Work to do —
Filter the records below and copy every line containing the word "name".

Dataset entries —
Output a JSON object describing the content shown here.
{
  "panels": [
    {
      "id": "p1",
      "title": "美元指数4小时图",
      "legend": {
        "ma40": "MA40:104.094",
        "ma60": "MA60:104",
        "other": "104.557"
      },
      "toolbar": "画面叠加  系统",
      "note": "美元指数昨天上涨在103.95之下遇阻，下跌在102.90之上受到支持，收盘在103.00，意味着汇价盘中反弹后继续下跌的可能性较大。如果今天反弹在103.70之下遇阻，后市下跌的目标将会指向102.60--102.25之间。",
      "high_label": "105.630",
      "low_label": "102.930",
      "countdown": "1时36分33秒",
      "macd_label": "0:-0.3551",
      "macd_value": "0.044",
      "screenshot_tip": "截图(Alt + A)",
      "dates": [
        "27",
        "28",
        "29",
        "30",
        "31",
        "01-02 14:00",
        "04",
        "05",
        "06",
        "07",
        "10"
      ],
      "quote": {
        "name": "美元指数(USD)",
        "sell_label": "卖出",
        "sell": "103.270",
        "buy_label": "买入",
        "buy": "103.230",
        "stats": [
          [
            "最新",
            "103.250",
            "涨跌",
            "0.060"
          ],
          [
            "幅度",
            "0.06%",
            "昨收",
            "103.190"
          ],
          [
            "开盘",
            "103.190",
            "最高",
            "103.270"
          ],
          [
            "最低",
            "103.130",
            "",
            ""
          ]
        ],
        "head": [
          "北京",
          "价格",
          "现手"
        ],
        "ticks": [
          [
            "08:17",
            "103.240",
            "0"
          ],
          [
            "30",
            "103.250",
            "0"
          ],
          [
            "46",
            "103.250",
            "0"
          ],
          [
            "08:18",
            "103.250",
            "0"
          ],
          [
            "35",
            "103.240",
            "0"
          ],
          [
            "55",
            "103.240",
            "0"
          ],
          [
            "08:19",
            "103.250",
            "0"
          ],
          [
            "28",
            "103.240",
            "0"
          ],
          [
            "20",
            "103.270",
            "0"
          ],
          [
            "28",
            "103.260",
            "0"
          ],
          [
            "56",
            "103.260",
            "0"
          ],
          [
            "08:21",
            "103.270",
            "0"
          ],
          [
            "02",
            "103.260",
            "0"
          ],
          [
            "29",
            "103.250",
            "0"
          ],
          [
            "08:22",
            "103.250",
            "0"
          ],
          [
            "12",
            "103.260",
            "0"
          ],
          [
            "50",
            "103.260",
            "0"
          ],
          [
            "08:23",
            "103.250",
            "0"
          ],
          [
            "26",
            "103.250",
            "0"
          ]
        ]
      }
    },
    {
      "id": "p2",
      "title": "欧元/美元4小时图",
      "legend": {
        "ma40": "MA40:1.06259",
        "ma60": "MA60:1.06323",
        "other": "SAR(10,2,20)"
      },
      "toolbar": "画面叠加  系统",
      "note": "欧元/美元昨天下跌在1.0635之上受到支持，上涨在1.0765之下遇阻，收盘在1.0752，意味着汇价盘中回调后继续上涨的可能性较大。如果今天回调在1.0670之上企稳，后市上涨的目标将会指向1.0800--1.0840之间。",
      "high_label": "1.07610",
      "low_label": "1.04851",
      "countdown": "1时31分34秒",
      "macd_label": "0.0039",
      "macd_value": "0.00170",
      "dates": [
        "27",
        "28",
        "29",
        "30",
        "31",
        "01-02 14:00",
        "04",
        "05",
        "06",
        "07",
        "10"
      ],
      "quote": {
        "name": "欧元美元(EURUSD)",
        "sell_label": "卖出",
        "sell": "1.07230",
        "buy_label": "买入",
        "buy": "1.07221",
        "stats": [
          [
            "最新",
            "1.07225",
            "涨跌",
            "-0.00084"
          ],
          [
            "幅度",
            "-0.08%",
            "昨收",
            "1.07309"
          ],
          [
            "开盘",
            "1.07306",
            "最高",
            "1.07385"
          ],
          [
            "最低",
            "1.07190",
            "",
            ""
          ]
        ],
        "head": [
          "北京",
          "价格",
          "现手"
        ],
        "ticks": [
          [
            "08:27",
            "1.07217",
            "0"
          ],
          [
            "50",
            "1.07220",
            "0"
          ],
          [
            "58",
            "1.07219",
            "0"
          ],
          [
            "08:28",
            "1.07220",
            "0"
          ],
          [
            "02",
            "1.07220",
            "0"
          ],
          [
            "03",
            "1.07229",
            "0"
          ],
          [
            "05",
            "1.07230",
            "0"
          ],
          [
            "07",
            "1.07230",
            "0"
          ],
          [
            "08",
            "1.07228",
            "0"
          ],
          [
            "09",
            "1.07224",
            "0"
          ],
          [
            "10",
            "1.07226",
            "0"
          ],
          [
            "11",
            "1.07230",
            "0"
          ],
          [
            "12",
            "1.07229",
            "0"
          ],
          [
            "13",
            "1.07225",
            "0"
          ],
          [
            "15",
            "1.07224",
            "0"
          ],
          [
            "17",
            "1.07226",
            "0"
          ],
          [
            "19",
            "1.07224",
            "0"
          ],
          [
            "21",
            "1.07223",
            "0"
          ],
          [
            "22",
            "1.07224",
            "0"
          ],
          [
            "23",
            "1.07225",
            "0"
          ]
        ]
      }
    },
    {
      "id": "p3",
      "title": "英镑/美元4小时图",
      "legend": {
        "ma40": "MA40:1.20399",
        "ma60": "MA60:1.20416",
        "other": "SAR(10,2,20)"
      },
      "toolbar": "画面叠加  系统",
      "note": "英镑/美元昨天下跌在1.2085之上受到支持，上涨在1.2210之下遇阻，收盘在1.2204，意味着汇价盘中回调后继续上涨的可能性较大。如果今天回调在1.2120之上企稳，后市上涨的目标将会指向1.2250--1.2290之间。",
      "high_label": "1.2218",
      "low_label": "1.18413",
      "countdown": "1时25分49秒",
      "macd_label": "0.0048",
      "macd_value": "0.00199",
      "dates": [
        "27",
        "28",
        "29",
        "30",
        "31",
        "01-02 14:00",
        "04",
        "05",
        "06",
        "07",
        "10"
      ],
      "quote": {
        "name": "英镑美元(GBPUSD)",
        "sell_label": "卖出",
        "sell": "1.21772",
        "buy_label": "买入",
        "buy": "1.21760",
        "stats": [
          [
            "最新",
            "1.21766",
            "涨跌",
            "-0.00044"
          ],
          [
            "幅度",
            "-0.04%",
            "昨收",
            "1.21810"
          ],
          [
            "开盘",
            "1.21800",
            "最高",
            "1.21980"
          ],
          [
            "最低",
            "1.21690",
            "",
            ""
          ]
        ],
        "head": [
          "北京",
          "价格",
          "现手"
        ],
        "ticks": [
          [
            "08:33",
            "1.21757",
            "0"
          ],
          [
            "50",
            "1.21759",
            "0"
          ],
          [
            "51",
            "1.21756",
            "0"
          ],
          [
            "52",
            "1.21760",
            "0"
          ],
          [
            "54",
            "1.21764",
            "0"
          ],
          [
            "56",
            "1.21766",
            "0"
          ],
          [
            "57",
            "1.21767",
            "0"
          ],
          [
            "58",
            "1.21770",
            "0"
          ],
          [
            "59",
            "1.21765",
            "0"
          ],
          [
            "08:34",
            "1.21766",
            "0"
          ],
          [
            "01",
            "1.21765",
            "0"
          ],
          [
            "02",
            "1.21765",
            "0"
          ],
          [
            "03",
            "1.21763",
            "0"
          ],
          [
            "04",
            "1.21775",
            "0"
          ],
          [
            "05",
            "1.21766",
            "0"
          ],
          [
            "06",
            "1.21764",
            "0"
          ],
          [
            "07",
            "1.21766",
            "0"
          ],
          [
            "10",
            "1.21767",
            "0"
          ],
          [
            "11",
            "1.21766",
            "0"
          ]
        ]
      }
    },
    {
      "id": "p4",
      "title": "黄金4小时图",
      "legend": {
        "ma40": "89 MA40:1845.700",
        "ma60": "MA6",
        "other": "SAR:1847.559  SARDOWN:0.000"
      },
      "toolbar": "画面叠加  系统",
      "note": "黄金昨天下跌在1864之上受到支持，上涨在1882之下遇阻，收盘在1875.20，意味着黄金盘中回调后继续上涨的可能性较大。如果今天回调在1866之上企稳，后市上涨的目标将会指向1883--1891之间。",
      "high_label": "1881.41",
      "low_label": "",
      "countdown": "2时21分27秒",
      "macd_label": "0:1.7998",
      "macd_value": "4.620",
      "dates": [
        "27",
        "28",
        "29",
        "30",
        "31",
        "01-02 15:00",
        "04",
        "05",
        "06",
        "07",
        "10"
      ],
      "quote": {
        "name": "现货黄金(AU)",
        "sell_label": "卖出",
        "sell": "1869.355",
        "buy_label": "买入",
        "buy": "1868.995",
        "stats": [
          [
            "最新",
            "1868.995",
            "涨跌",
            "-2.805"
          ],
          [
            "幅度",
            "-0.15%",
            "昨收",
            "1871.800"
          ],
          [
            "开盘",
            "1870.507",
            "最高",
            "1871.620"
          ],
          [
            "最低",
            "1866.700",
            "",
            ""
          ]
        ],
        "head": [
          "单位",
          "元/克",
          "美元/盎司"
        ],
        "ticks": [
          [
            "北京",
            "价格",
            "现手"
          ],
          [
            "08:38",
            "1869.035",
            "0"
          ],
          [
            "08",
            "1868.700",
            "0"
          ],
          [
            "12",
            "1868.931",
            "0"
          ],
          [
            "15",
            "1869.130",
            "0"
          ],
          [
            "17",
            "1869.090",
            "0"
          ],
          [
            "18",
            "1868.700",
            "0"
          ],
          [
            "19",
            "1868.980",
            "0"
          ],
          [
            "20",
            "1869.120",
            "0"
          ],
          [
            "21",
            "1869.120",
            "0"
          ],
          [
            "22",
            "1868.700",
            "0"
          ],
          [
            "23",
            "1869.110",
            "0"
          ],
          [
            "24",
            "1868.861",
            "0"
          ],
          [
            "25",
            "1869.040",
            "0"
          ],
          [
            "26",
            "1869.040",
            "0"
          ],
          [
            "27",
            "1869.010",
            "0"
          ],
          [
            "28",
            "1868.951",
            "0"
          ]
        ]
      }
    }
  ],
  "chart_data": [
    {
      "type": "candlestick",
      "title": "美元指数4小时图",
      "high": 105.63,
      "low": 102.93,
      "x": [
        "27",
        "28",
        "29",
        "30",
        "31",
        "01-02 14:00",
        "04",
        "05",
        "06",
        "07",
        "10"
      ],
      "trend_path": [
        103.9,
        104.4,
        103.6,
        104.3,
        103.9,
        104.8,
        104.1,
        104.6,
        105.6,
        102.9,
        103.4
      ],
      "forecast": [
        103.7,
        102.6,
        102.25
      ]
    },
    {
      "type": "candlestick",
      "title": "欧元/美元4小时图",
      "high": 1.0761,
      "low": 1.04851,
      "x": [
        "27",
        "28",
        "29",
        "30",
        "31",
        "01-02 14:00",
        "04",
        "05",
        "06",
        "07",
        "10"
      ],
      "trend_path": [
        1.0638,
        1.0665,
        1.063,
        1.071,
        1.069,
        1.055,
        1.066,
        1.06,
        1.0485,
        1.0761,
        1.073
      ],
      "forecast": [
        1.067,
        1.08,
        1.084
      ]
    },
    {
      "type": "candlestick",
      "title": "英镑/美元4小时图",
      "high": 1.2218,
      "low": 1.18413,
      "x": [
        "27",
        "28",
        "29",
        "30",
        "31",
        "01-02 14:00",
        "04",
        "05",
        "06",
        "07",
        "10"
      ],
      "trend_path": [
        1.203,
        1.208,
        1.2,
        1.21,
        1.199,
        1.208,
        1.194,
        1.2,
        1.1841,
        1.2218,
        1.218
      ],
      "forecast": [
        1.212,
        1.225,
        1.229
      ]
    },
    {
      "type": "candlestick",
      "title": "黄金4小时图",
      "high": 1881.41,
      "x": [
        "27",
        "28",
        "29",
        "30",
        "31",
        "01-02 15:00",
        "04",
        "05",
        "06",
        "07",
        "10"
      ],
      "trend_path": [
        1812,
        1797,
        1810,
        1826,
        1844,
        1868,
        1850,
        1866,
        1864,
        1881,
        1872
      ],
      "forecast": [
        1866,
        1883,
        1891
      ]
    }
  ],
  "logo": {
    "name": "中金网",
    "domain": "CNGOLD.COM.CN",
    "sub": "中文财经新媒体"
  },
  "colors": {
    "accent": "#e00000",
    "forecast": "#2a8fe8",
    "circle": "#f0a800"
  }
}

Answer to this problem —
        "name": "美元指数(USD)",
        "name": "欧元美元(EURUSD)",
        "name": "英镑美元(GBPUSD)",
        "name": "现货黄金(AU)",
    "name": "中金网",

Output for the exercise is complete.